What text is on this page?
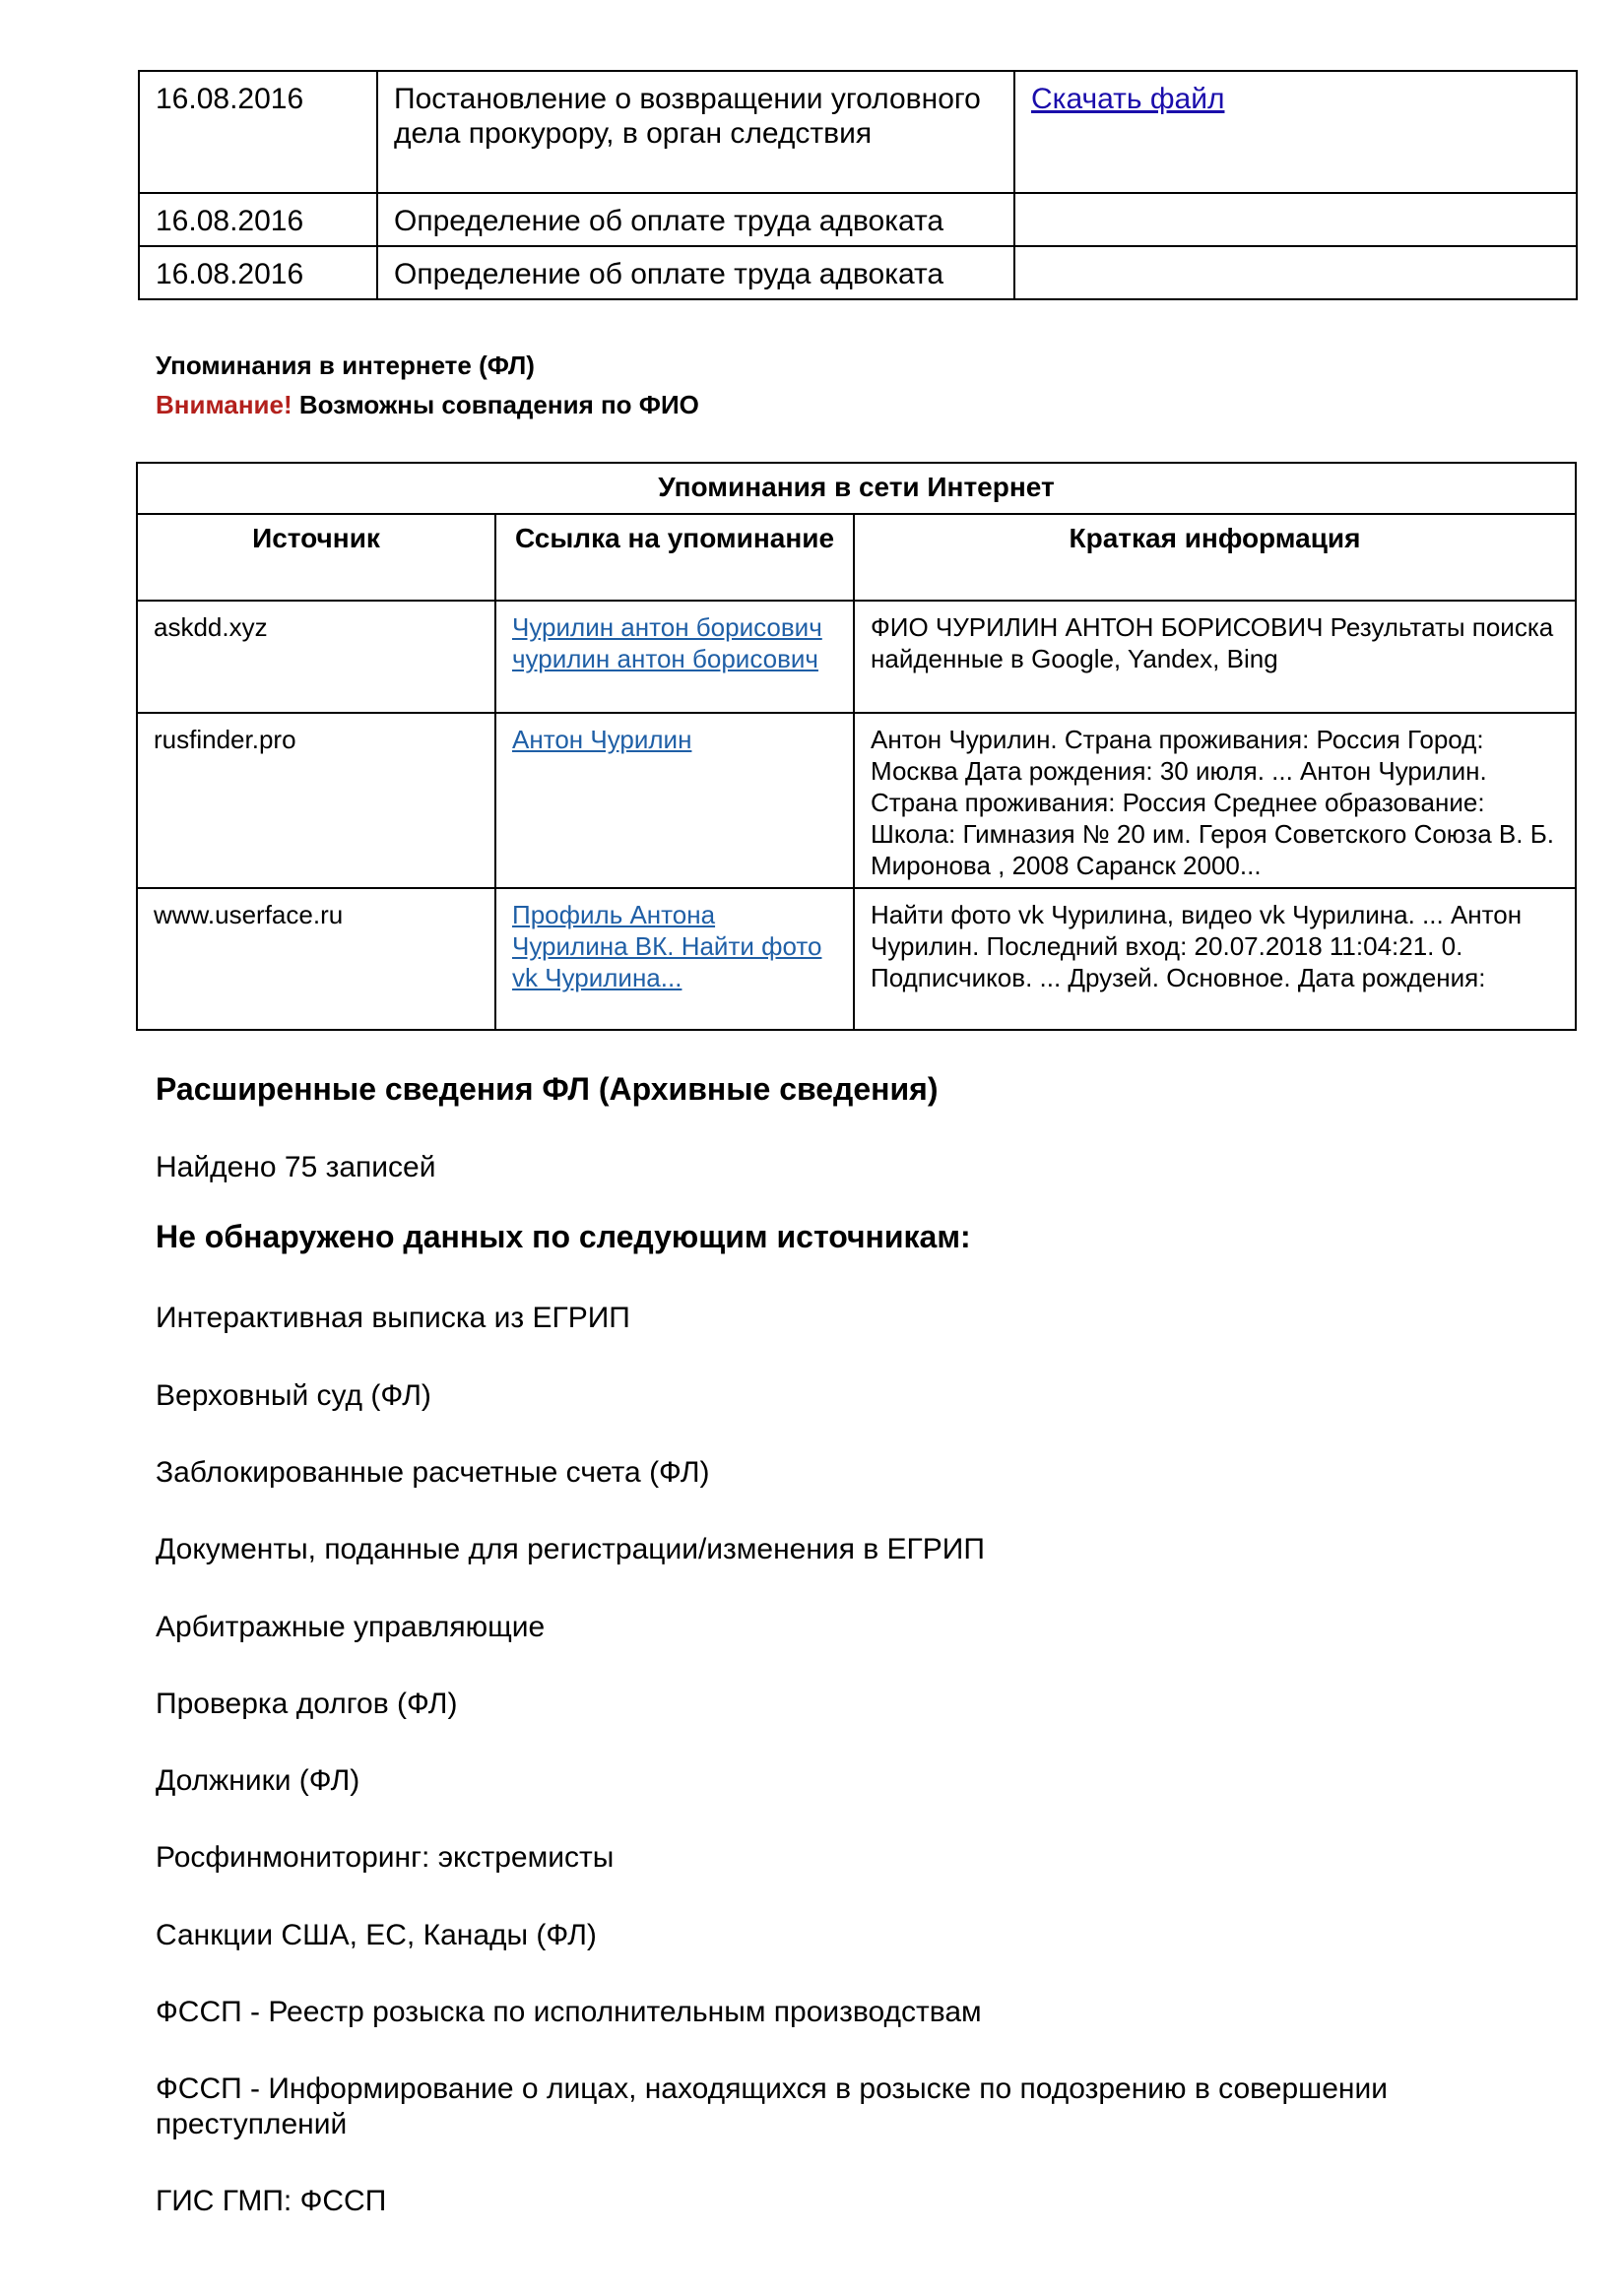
16.08.2016	Постановление о возвращении уголовного дела прокурору, в орган следствия	Скачать файл
16.08.2016	Определение об оплате труда адвоката	
16.08.2016	Определение об оплате труда адвоката	
Упоминания в интернете (ФЛ)
Внимание! Возможны совпадения по ФИО
Упоминания в сети Интернет		
Источник	Ссылка на упоминание	Краткая информация
askdd.xyz	Чурилин антон борисович чурилин антон борисович	ФИО ЧУРИЛИН АНТОН БОРИСОВИЧ Результаты поиска найденные в Google, Yandex, Bing
rusfinder.pro	Антон Чурилин	Антон Чурилин. Страна проживания: Россия Город: Москва Дата рождения: 30 июля. ... Антон Чурилин. Страна проживания: Россия Среднее образование: Школа: Гимназия № 20 им. Героя Советского Союза В. Б. Миронова , 2008 Саранск 2000...
www.userface.ru	Профиль Антона Чурилина ВК. Найти фото vk Чурилина...	Найти фото vk Чурилина, видео vk Чурилина. ... Антон Чурилин. Последний вход: 20.07.2018 11:04:21. 0. Подписчиков. ... Друзей. Основное. Дата рождения:
Расширенные сведения ФЛ (Архивные сведения)
Найдено 75 записей
Не обнаружено данных по следующим источникам:
Интерактивная выписка из ЕГРИП
Верховный суд (ФЛ)
Заблокированные расчетные счета (ФЛ)
Документы, поданные для регистрации/изменения в ЕГРИП
Арбитражные управляющие
Проверка долгов (ФЛ)
Должники (ФЛ)
Росфинмониторинг: экстремисты
Санкции США, ЕС, Канады (ФЛ)
ФССП - Реестр розыска по исполнительным производствам
ФССП - Информирование о лицах, находящихся в розыске по подозрению в совершении преступлений
ГИС ГМП: ФССП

Brief
Write out the listing above again, exactly, but with no pictures in the copy.

Solution for this exercise
What text is on this page?
16.08.2016	Постановление о возвращении уголовного дела прокурору, в орган следствия	Скачать файл
16.08.2016	Определение об оплате труда адвоката	
16.08.2016	Определение об оплате труда адвоката	
Упоминания в интернете (ФЛ)
Внимание! Возможны совпадения по ФИО
Упоминания в сети Интернет		
Источник	Ссылка на упоминание	Краткая информация
askdd.xyz	Чурилин антон борисович чурилин антон борисович	ФИО ЧУРИЛИН АНТОН БОРИСОВИЧ Результаты поиска найденные в Google, Yandex, Bing
rusfinder.pro	Антон Чурилин	Антон Чурилин. Страна проживания: Россия Город: Москва Дата рождения: 30 июля. ... Антон Чурилин. Страна проживания: Россия Среднее образование: Школа: Гимназия № 20 им. Героя Советского Союза В. Б. Миронова , 2008 Саранск 2000...
www.userface.ru	Профиль Антона Чурилина ВК. Найти фото vk Чурилина...	Найти фото vk Чурилина, видео vk Чурилина. ... Антон Чурилин. Последний вход: 20.07.2018 11:04:21. 0. Подписчиков. ... Друзей. Основное. Дата рождения:
Расширенные сведения ФЛ (Архивные сведения)
Найдено 75 записей
Не обнаружено данных по следующим источникам:
Интерактивная выписка из ЕГРИП
Верховный суд (ФЛ)
Заблокированные расчетные счета (ФЛ)
Документы, поданные для регистрации/изменения в ЕГРИП
Арбитражные управляющие
Проверка долгов (ФЛ)
Должники (ФЛ)
Росфинмониторинг: экстремисты
Санкции США, ЕС, Канады (ФЛ)
ФССП - Реестр розыска по исполнительным производствам
ФССП - Информирование о лицах, находящихся в розыске по подозрению в совершении преступлений
ГИС ГМП: ФССП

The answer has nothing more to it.